▶ _EXERCISE PROMPT_
Extract the text of every entry below exactly; leave images out.

(Data excerpts)
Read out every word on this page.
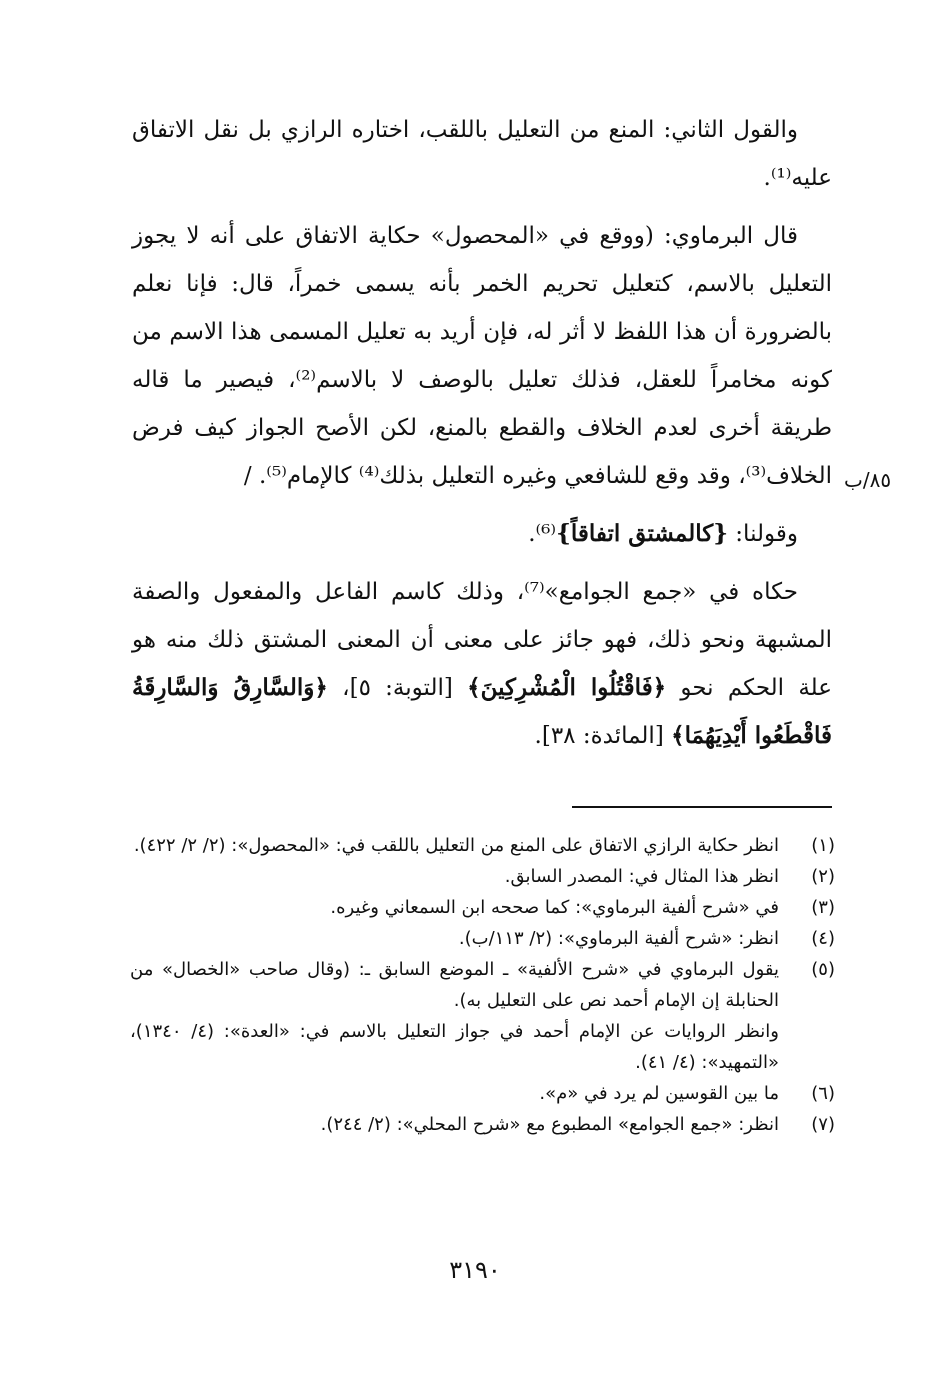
والقول الثاني: المنع من التعليل باللقب، اختاره الرازي بل نقل الاتفاق عليه⁽¹⁾.

قال البرماوي: (ووقع في «المحصول» حكاية الاتفاق على أنه لا يجوز التعليل بالاسم، كتعليل تحريم الخمر بأنه يسمى خمراً، قال: فإنا نعلم بالضرورة أن هذا اللفظ لا أثر له، فإن أريد به تعليل المسمى هذا الاسم من كونه مخامراً للعقل، فذلك تعليل بالوصف لا بالاسم⁽²⁾، فيصير ما قاله طريقة أخرى لعدم الخلاف والقطع بالمنع، لكن الأصح الجواز كيف فرض الخلاف⁽³⁾، وقد وقع للشافعي وغيره التعليل بذلك⁽⁴⁾ كالإمام⁽⁵⁾. /

وقولنا: {كالمشتق اتفاقاً}⁽⁶⁾.

حكاه في «جمع الجوامع»⁽⁷⁾، وذلك كاسم الفاعل والمفعول والصفة المشبهة ونحو ذلك، فهو جائز على معنى أن المعنى المشتق ذلك منه هو علة الحكم نحو ﴿فَاقْتُلُوا الْمُشْرِكِينَ﴾ [التوبة: ٥]، ﴿وَالسَّارِقُ وَالسَّارِقَةُ فَاقْطَعُوا أَيْدِيَهُمَا﴾ [المائدة: ٣٨].

٨٥/ب
(١)
انظر حكاية الرازي الاتفاق على المنع من التعليل باللقب في: «المحصول»: (٢/ ٢/ ٤٢٢).
(٢)
انظر هذا المثال في: المصدر السابق.
(٣)
في «شرح ألفية البرماوي»: كما صححه ابن السمعاني وغيره.
(٤)
انظر: «شرح ألفية البرماوي»: (٢/ ١١٣/ب).
(٥)
يقول البرماوي في «شرح الألفية» ـ الموضع السابق ـ: (وقال صاحب «الخصال» من الحنابلة إن الإمام أحمد نص على التعليل به).
وانظر الروايات عن الإمام أحمد في جواز التعليل بالاسم في: «العدة»: (٤/ ١٣٤٠)، «التمهيد»: (٤/ ٤١).
(٦)
ما بين القوسين لم يرد في «م».
(٧)
انظر: «جمع الجوامع» المطبوع مع «شرح المحلي»: (٢/ ٢٤٤).
٣١٩٠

▶ _SOLUTION FOR THIS TASK_
Read out every word on this page.
والقول الثاني: المنع من التعليل باللقب، اختاره الرازي بل نقل الاتفاق عليه⁽¹⁾.

قال البرماوي: (ووقع في «المحصول» حكاية الاتفاق على أنه لا يجوز التعليل بالاسم، كتعليل تحريم الخمر بأنه يسمى خمراً، قال: فإنا نعلم بالضرورة أن هذا اللفظ لا أثر له، فإن أريد به تعليل المسمى هذا الاسم من كونه مخامراً للعقل، فذلك تعليل بالوصف لا بالاسم⁽²⁾، فيصير ما قاله طريقة أخرى لعدم الخلاف والقطع بالمنع، لكن الأصح الجواز كيف فرض الخلاف⁽³⁾، وقد وقع للشافعي وغيره التعليل بذلك⁽⁴⁾ كالإمام⁽⁵⁾. /

وقولنا: {كالمشتق اتفاقاً}⁽⁶⁾.

حكاه في «جمع الجوامع»⁽⁷⁾، وذلك كاسم الفاعل والمفعول والصفة المشبهة ونحو ذلك، فهو جائز على معنى أن المعنى المشتق ذلك منه هو علة الحكم نحو ﴿فَاقْتُلُوا الْمُشْرِكِينَ﴾ [التوبة: ٥]، ﴿وَالسَّارِقُ وَالسَّارِقَةُ فَاقْطَعُوا أَيْدِيَهُمَا﴾ [المائدة: ٣٨].

٨٥/ب
(١)
انظر حكاية الرازي الاتفاق على المنع من التعليل باللقب في: «المحصول»: (٢/ ٢/ ٤٢٢).
(٢)
انظر هذا المثال في: المصدر السابق.
(٣)
في «شرح ألفية البرماوي»: كما صححه ابن السمعاني وغيره.
(٤)
انظر: «شرح ألفية البرماوي»: (٢/ ١١٣/ب).
(٥)
يقول البرماوي في «شرح الألفية» ـ الموضع السابق ـ: (وقال صاحب «الخصال» من الحنابلة إن الإمام أحمد نص على التعليل به).
وانظر الروايات عن الإمام أحمد في جواز التعليل بالاسم في: «العدة»: (٤/ ١٣٤٠)، «التمهيد»: (٤/ ٤١).
(٦)
ما بين القوسين لم يرد في «م».
(٧)
انظر: «جمع الجوامع» المطبوع مع «شرح المحلي»: (٢/ ٢٤٤).
٣١٩٠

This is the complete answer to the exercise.